REQUIREMENTS: Output all of the entries exactly as written.

Stored data entries:
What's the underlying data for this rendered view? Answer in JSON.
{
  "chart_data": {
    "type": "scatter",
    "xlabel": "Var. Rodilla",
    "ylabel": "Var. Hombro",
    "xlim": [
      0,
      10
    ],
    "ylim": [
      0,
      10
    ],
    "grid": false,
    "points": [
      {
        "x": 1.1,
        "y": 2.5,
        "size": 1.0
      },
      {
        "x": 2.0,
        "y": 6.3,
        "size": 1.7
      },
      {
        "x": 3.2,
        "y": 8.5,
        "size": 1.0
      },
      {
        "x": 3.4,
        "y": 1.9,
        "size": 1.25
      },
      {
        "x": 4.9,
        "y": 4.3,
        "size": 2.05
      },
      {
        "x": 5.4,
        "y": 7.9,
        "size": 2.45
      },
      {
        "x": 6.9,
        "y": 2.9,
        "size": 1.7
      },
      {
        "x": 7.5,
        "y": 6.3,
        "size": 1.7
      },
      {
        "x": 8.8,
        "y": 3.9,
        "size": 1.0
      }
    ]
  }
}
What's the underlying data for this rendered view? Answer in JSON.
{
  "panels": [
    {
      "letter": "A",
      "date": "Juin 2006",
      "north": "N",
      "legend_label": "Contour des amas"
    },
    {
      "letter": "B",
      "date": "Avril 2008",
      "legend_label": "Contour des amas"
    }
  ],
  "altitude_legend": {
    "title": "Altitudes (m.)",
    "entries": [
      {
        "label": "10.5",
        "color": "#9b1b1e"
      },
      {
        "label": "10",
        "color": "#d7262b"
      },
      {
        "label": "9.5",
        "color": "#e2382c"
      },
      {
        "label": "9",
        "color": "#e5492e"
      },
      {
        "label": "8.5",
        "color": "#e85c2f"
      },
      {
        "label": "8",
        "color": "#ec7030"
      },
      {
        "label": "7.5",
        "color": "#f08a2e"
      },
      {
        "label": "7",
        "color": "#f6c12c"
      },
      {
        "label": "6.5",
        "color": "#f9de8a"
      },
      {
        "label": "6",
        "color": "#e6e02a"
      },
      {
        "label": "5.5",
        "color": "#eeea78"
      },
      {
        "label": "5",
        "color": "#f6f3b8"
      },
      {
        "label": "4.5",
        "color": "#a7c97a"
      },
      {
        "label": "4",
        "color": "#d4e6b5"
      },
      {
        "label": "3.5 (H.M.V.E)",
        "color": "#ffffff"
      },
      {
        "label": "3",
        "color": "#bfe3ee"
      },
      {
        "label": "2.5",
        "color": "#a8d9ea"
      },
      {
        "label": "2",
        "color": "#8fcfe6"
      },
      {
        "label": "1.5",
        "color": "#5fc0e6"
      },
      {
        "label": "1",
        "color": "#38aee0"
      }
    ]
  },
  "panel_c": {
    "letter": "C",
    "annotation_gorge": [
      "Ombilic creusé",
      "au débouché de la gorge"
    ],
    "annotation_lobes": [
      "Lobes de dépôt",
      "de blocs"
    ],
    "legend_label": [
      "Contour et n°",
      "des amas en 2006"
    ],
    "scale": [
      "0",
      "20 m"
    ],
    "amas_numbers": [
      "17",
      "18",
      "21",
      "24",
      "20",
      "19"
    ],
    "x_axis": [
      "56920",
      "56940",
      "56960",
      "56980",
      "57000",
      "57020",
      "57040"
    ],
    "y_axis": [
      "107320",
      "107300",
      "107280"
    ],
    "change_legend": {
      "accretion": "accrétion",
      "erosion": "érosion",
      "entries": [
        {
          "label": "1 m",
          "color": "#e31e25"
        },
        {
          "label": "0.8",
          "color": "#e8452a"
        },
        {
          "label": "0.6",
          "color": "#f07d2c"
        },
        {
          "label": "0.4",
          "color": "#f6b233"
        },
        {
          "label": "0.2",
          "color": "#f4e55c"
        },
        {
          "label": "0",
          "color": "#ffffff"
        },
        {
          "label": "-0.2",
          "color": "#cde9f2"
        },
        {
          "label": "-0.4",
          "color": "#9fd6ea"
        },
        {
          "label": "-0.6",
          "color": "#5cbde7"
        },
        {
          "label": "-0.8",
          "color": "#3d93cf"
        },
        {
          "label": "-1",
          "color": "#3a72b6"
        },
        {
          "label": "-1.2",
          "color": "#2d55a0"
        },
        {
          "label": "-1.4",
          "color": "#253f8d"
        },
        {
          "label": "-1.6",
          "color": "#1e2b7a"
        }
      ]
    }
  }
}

EXERCISE RESPONSE:
What's the underlying data for this rendered view? Answer in JSON.
{
  "chart_data": {
    "type": "scatter",
    "xlabel": "Var. Rodilla",
    "ylabel": "Var. Hombro",
    "xlim": [
      0,
      10
    ],
    "ylim": [
      0,
      10
    ],
    "grid": false,
    "points": [
      {
        "x": 1.1,
        "y": 2.5,
        "size": 1.0
      },
      {
        "x": 2.0,
        "y": 6.3,
        "size": 1.7
      },
      {
        "x": 3.2,
        "y": 8.5,
        "size": 1.0
      },
      {
        "x": 3.4,
        "y": 1.9,
        "size": 1.25
      },
      {
        "x": 4.9,
        "y": 4.3,
        "size": 2.05
      },
      {
        "x": 5.4,
        "y": 7.9,
        "size": 2.45
      },
      {
        "x": 6.9,
        "y": 2.9,
        "size": 1.7
      },
      {
        "x": 7.5,
        "y": 6.3,
        "size": 1.7
      },
      {
        "x": 8.8,
        "y": 3.9,
        "size": 1.0
      }
    ]
  }
}
What's the underlying data for this rendered view? Answer in JSON.
{
  "panels": [
    {
      "letter": "A",
      "date": "Juin 2006",
      "north": "N",
      "legend_label": "Contour des amas"
    },
    {
      "letter": "B",
      "date": "Avril 2008",
      "legend_label": "Contour des amas"
    }
  ],
  "altitude_legend": {
    "title": "Altitudes (m.)",
    "entries": [
      {
        "label": "10.5",
        "color": "#9b1b1e"
      },
      {
        "label": "10",
        "color": "#d7262b"
      },
      {
        "label": "9.5",
        "color": "#e2382c"
      },
      {
        "label": "9",
        "color": "#e5492e"
      },
      {
        "label": "8.5",
        "color": "#e85c2f"
      },
      {
        "label": "8",
        "color": "#ec7030"
      },
      {
        "label": "7.5",
        "color": "#f08a2e"
      },
      {
        "label": "7",
        "color": "#f6c12c"
      },
      {
        "label": "6.5",
        "color": "#f9de8a"
      },
      {
        "label": "6",
        "color": "#e6e02a"
      },
      {
        "label": "5.5",
        "color": "#eeea78"
      },
      {
        "label": "5",
        "color": "#f6f3b8"
      },
      {
        "label": "4.5",
        "color": "#a7c97a"
      },
      {
        "label": "4",
        "color": "#d4e6b5"
      },
      {
        "label": "3.5 (H.M.V.E)",
        "color": "#ffffff"
      },
      {
        "label": "3",
        "color": "#bfe3ee"
      },
      {
        "label": "2.5",
        "color": "#a8d9ea"
      },
      {
        "label": "2",
        "color": "#8fcfe6"
      },
      {
        "label": "1.5",
        "color": "#5fc0e6"
      },
      {
        "label": "1",
        "color": "#38aee0"
      }
    ]
  },
  "panel_c": {
    "letter": "C",
    "annotation_gorge": [
      "Ombilic creusé",
      "au débouché de la gorge"
    ],
    "annotation_lobes": [
      "Lobes de dépôt",
      "de blocs"
    ],
    "legend_label": [
      "Contour et n°",
      "des amas en 2006"
    ],
    "scale": [
      "0",
      "20 m"
    ],
    "amas_numbers": [
      "17",
      "18",
      "21",
      "24",
      "20",
      "19"
    ],
    "x_axis": [
      "56920",
      "56940",
      "56960",
      "56980",
      "57000",
      "57020",
      "57040"
    ],
    "y_axis": [
      "107320",
      "107300",
      "107280"
    ],
    "change_legend": {
      "accretion": "accrétion",
      "erosion": "érosion",
      "entries": [
        {
          "label": "1 m",
          "color": "#e31e25"
        },
        {
          "label": "0.8",
          "color": "#e8452a"
        },
        {
          "label": "0.6",
          "color": "#f07d2c"
        },
        {
          "label": "0.4",
          "color": "#f6b233"
        },
        {
          "label": "0.2",
          "color": "#f4e55c"
        },
        {
          "label": "0",
          "color": "#ffffff"
        },
        {
          "label": "-0.2",
          "color": "#cde9f2"
        },
        {
          "label": "-0.4",
          "color": "#9fd6ea"
        },
        {
          "label": "-0.6",
          "color": "#5cbde7"
        },
        {
          "label": "-0.8",
          "color": "#3d93cf"
        },
        {
          "label": "-1",
          "color": "#3a72b6"
        },
        {
          "label": "-1.2",
          "color": "#2d55a0"
        },
        {
          "label": "-1.4",
          "color": "#253f8d"
        },
        {
          "label": "-1.6",
          "color": "#1e2b7a"
        }
      ]
    }
  }
}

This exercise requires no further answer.